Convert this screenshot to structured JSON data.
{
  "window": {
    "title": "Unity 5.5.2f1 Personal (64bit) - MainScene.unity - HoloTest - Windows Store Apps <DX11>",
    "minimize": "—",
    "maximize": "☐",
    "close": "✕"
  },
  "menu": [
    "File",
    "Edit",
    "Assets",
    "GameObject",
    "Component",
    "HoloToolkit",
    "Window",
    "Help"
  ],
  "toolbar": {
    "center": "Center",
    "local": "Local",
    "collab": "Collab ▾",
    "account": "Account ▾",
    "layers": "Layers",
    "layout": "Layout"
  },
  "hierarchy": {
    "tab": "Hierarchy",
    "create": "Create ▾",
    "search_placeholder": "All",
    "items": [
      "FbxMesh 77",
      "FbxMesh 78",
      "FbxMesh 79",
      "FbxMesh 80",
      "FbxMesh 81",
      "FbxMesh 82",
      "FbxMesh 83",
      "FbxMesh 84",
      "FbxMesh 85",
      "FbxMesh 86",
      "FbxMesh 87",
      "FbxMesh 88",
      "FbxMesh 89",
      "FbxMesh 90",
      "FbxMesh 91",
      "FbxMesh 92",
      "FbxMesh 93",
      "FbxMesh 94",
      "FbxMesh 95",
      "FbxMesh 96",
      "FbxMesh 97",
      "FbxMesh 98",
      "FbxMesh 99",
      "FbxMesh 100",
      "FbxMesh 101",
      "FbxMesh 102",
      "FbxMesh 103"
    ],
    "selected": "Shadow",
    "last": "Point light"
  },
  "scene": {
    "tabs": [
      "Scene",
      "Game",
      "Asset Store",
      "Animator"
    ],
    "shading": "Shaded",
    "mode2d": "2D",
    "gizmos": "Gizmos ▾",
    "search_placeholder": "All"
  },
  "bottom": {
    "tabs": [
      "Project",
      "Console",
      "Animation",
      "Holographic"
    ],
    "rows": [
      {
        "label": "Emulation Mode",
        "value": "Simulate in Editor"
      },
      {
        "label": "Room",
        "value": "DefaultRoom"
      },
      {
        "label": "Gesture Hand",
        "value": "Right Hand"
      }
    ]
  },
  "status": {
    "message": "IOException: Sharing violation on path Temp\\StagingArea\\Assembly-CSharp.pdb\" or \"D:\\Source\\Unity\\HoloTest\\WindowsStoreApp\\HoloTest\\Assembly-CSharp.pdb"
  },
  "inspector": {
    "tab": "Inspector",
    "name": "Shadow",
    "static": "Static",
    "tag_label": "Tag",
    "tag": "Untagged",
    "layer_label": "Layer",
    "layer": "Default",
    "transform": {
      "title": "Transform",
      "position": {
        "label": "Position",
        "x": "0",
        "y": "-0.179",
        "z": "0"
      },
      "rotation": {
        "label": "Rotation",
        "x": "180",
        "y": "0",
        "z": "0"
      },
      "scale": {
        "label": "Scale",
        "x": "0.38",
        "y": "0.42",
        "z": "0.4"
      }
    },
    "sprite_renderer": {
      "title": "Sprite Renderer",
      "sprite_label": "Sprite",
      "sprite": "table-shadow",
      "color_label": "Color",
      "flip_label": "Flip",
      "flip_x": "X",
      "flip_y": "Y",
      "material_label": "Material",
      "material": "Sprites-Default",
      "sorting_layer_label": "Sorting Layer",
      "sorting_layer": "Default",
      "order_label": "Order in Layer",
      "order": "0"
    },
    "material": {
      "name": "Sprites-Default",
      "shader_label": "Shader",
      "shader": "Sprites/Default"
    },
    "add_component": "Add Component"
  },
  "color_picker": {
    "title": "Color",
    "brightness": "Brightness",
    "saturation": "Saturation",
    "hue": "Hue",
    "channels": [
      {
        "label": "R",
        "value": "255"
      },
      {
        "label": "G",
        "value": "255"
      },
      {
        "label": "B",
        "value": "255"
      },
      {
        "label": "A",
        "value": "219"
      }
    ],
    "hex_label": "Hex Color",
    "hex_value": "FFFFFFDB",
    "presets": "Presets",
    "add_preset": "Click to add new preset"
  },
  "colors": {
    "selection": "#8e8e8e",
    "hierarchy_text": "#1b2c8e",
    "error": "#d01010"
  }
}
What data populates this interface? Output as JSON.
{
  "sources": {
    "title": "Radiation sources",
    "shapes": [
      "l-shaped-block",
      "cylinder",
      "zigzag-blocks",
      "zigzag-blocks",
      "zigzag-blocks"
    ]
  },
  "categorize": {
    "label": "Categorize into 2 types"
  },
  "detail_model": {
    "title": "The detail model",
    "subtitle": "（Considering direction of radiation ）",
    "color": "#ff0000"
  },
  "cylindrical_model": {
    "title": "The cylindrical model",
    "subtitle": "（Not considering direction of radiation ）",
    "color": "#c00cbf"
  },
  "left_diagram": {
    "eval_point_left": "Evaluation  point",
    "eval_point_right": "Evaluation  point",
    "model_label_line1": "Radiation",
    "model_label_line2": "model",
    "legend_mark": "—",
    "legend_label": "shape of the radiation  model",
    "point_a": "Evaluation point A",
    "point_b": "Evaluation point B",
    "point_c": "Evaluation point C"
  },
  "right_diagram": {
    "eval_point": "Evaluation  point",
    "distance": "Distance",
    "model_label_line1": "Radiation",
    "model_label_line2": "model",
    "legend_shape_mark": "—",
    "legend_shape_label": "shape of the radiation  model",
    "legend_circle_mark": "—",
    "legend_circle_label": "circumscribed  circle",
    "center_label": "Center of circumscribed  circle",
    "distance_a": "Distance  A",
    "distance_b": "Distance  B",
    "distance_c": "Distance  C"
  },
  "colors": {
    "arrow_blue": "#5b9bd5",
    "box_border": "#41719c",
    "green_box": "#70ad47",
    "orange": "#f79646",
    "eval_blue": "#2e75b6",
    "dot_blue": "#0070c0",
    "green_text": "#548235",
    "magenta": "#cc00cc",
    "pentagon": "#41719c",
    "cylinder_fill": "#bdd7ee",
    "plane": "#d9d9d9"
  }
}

> _What this task involves_
Go through the listing and copy all of it exactly.

> _Output_
Convert this screenshot to structured JSON data.
{
  "window": {
    "title": "Unity 5.5.2f1 Personal (64bit) - MainScene.unity - HoloTest - Windows Store Apps <DX11>",
    "minimize": "—",
    "maximize": "☐",
    "close": "✕"
  },
  "menu": [
    "File",
    "Edit",
    "Assets",
    "GameObject",
    "Component",
    "HoloToolkit",
    "Window",
    "Help"
  ],
  "toolbar": {
    "center": "Center",
    "local": "Local",
    "collab": "Collab ▾",
    "account": "Account ▾",
    "layers": "Layers",
    "layout": "Layout"
  },
  "hierarchy": {
    "tab": "Hierarchy",
    "create": "Create ▾",
    "search_placeholder": "All",
    "items": [
      "FbxMesh 77",
      "FbxMesh 78",
      "FbxMesh 79",
      "FbxMesh 80",
      "FbxMesh 81",
      "FbxMesh 82",
      "FbxMesh 83",
      "FbxMesh 84",
      "FbxMesh 85",
      "FbxMesh 86",
      "FbxMesh 87",
      "FbxMesh 88",
      "FbxMesh 89",
      "FbxMesh 90",
      "FbxMesh 91",
      "FbxMesh 92",
      "FbxMesh 93",
      "FbxMesh 94",
      "FbxMesh 95",
      "FbxMesh 96",
      "FbxMesh 97",
      "FbxMesh 98",
      "FbxMesh 99",
      "FbxMesh 100",
      "FbxMesh 101",
      "FbxMesh 102",
      "FbxMesh 103"
    ],
    "selected": "Shadow",
    "last": "Point light"
  },
  "scene": {
    "tabs": [
      "Scene",
      "Game",
      "Asset Store",
      "Animator"
    ],
    "shading": "Shaded",
    "mode2d": "2D",
    "gizmos": "Gizmos ▾",
    "search_placeholder": "All"
  },
  "bottom": {
    "tabs": [
      "Project",
      "Console",
      "Animation",
      "Holographic"
    ],
    "rows": [
      {
        "label": "Emulation Mode",
        "value": "Simulate in Editor"
      },
      {
        "label": "Room",
        "value": "DefaultRoom"
      },
      {
        "label": "Gesture Hand",
        "value": "Right Hand"
      }
    ]
  },
  "status": {
    "message": "IOException: Sharing violation on path Temp\\StagingArea\\Assembly-CSharp.pdb\" or \"D:\\Source\\Unity\\HoloTest\\WindowsStoreApp\\HoloTest\\Assembly-CSharp.pdb"
  },
  "inspector": {
    "tab": "Inspector",
    "name": "Shadow",
    "static": "Static",
    "tag_label": "Tag",
    "tag": "Untagged",
    "layer_label": "Layer",
    "layer": "Default",
    "transform": {
      "title": "Transform",
      "position": {
        "label": "Position",
        "x": "0",
        "y": "-0.179",
        "z": "0"
      },
      "rotation": {
        "label": "Rotation",
        "x": "180",
        "y": "0",
        "z": "0"
      },
      "scale": {
        "label": "Scale",
        "x": "0.38",
        "y": "0.42",
        "z": "0.4"
      }
    },
    "sprite_renderer": {
      "title": "Sprite Renderer",
      "sprite_label": "Sprite",
      "sprite": "table-shadow",
      "color_label": "Color",
      "flip_label": "Flip",
      "flip_x": "X",
      "flip_y": "Y",
      "material_label": "Material",
      "material": "Sprites-Default",
      "sorting_layer_label": "Sorting Layer",
      "sorting_layer": "Default",
      "order_label": "Order in Layer",
      "order": "0"
    },
    "material": {
      "name": "Sprites-Default",
      "shader_label": "Shader",
      "shader": "Sprites/Default"
    },
    "add_component": "Add Component"
  },
  "color_picker": {
    "title": "Color",
    "brightness": "Brightness",
    "saturation": "Saturation",
    "hue": "Hue",
    "channels": [
      {
        "label": "R",
        "value": "255"
      },
      {
        "label": "G",
        "value": "255"
      },
      {
        "label": "B",
        "value": "255"
      },
      {
        "label": "A",
        "value": "219"
      }
    ],
    "hex_label": "Hex Color",
    "hex_value": "FFFFFFDB",
    "presets": "Presets",
    "add_preset": "Click to add new preset"
  },
  "colors": {
    "selection": "#8e8e8e",
    "hierarchy_text": "#1b2c8e",
    "error": "#d01010"
  }
}
What data populates this interface? Output as JSON.
{
  "sources": {
    "title": "Radiation sources",
    "shapes": [
      "l-shaped-block",
      "cylinder",
      "zigzag-blocks",
      "zigzag-blocks",
      "zigzag-blocks"
    ]
  },
  "categorize": {
    "label": "Categorize into 2 types"
  },
  "detail_model": {
    "title": "The detail model",
    "subtitle": "（Considering direction of radiation ）",
    "color": "#ff0000"
  },
  "cylindrical_model": {
    "title": "The cylindrical model",
    "subtitle": "（Not considering direction of radiation ）",
    "color": "#c00cbf"
  },
  "left_diagram": {
    "eval_point_left": "Evaluation  point",
    "eval_point_right": "Evaluation  point",
    "model_label_line1": "Radiation",
    "model_label_line2": "model",
    "legend_mark": "—",
    "legend_label": "shape of the radiation  model",
    "point_a": "Evaluation point A",
    "point_b": "Evaluation point B",
    "point_c": "Evaluation point C"
  },
  "right_diagram": {
    "eval_point": "Evaluation  point",
    "distance": "Distance",
    "model_label_line1": "Radiation",
    "model_label_line2": "model",
    "legend_shape_mark": "—",
    "legend_shape_label": "shape of the radiation  model",
    "legend_circle_mark": "—",
    "legend_circle_label": "circumscribed  circle",
    "center_label": "Center of circumscribed  circle",
    "distance_a": "Distance  A",
    "distance_b": "Distance  B",
    "distance_c": "Distance  C"
  },
  "colors": {
    "arrow_blue": "#5b9bd5",
    "box_border": "#41719c",
    "green_box": "#70ad47",
    "orange": "#f79646",
    "eval_blue": "#2e75b6",
    "dot_blue": "#0070c0",
    "green_text": "#548235",
    "magenta": "#cc00cc",
    "pentagon": "#41719c",
    "cylinder_fill": "#bdd7ee",
    "plane": "#d9d9d9"
  }
}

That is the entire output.